**Instructions to follow**:
Copy each line holding the string "fiat".
------ Given information
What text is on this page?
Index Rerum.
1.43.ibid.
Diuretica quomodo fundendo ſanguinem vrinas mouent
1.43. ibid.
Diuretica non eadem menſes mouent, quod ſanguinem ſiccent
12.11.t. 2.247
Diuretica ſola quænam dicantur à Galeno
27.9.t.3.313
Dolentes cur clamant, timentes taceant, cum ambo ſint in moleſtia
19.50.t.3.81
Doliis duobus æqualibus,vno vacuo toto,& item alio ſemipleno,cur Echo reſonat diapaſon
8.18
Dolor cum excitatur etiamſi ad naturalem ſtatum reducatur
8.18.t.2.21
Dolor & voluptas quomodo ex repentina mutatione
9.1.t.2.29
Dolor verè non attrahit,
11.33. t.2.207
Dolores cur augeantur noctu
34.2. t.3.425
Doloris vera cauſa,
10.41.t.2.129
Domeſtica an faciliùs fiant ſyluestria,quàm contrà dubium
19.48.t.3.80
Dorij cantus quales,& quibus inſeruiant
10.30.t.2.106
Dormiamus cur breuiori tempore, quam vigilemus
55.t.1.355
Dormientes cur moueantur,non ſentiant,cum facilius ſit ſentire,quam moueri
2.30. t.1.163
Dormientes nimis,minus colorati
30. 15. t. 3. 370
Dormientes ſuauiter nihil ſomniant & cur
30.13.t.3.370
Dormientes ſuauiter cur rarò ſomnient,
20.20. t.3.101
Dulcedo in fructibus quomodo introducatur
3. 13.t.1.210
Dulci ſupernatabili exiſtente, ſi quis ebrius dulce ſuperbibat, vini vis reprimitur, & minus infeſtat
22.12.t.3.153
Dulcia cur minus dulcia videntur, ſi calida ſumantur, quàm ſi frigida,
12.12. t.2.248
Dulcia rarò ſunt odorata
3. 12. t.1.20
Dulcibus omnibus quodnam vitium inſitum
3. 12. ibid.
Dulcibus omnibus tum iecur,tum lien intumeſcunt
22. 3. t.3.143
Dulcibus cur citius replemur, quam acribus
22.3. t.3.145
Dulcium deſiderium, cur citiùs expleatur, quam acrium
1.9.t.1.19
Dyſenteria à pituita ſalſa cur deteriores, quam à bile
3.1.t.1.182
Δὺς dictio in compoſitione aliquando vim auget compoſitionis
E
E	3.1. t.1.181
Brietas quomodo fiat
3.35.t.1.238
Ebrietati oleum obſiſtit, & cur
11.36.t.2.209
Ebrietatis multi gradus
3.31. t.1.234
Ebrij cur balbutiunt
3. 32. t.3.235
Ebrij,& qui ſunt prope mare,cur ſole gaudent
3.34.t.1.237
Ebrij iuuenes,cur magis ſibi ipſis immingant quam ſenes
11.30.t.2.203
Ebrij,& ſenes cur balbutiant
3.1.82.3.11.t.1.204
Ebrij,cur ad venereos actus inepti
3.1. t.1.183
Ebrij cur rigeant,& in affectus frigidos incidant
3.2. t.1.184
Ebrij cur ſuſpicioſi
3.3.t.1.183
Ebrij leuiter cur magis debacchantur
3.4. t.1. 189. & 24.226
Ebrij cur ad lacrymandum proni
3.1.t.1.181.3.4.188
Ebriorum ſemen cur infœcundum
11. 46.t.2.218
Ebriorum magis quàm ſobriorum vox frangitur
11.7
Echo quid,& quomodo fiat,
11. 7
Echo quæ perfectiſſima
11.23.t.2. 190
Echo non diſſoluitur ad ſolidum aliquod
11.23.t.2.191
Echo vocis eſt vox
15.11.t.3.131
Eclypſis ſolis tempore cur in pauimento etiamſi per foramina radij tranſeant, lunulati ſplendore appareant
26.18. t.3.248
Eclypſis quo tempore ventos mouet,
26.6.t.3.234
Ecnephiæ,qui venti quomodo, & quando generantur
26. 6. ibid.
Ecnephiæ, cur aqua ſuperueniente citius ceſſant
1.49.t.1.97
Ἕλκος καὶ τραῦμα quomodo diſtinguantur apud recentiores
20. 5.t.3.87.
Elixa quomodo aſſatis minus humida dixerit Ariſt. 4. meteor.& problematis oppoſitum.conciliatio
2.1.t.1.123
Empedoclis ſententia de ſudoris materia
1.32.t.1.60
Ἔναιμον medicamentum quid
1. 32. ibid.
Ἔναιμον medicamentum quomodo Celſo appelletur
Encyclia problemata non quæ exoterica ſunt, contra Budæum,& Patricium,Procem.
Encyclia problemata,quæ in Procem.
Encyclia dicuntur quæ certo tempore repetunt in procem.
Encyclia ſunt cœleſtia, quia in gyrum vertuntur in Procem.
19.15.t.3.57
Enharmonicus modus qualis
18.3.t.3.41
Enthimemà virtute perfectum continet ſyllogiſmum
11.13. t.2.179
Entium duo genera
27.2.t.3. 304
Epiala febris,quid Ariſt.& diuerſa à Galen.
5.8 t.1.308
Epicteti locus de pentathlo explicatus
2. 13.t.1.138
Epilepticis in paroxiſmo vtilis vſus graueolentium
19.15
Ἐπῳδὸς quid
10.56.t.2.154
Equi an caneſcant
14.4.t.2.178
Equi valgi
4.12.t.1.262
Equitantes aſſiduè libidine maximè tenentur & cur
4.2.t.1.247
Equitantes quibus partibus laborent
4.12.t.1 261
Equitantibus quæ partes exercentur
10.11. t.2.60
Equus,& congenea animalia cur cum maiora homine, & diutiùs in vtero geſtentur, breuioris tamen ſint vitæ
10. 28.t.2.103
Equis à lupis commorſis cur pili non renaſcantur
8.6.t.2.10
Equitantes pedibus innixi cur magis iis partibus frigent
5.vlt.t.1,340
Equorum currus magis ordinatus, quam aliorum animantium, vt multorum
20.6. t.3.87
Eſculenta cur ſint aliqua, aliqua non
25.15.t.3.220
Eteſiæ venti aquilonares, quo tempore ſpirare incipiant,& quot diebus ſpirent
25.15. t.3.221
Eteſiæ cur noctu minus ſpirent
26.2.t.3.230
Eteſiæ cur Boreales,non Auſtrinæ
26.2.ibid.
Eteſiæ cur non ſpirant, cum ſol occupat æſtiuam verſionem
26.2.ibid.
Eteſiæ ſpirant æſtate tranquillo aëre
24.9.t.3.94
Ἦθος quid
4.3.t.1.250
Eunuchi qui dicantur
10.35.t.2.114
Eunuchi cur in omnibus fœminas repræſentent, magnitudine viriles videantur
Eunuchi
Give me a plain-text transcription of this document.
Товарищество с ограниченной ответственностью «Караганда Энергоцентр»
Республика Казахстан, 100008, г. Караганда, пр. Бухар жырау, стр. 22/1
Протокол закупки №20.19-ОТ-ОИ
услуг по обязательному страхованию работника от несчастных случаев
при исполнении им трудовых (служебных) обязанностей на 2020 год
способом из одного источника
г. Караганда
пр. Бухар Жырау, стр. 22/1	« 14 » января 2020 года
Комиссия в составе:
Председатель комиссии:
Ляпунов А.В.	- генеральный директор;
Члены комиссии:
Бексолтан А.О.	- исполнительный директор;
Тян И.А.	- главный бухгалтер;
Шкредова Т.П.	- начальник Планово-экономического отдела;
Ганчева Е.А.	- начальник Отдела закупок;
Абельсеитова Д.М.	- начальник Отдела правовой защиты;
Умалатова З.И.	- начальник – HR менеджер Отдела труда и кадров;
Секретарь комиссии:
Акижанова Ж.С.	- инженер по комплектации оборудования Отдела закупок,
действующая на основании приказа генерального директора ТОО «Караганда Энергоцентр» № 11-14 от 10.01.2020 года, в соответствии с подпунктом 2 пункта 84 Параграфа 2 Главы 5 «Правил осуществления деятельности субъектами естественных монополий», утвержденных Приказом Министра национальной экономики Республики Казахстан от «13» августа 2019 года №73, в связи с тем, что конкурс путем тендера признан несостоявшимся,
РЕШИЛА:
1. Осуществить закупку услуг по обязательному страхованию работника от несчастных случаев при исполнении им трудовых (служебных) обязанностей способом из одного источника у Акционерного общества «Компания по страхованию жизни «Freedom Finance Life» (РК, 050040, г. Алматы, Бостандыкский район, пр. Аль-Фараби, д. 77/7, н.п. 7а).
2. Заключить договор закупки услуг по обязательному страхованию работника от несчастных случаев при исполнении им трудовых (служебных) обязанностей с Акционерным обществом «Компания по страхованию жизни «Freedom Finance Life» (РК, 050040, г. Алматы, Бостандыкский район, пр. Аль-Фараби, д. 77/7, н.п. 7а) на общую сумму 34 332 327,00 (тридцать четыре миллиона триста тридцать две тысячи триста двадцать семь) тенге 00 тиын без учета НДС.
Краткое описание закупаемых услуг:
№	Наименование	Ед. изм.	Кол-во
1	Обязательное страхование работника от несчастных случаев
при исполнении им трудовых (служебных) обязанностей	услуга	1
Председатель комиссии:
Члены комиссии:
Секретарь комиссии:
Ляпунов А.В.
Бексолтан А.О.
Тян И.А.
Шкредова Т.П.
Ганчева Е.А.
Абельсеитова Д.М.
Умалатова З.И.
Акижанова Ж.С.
------------
**Solution for this problem**:
Brietas quomodo fiat
Echo quid,& quomodo fiat,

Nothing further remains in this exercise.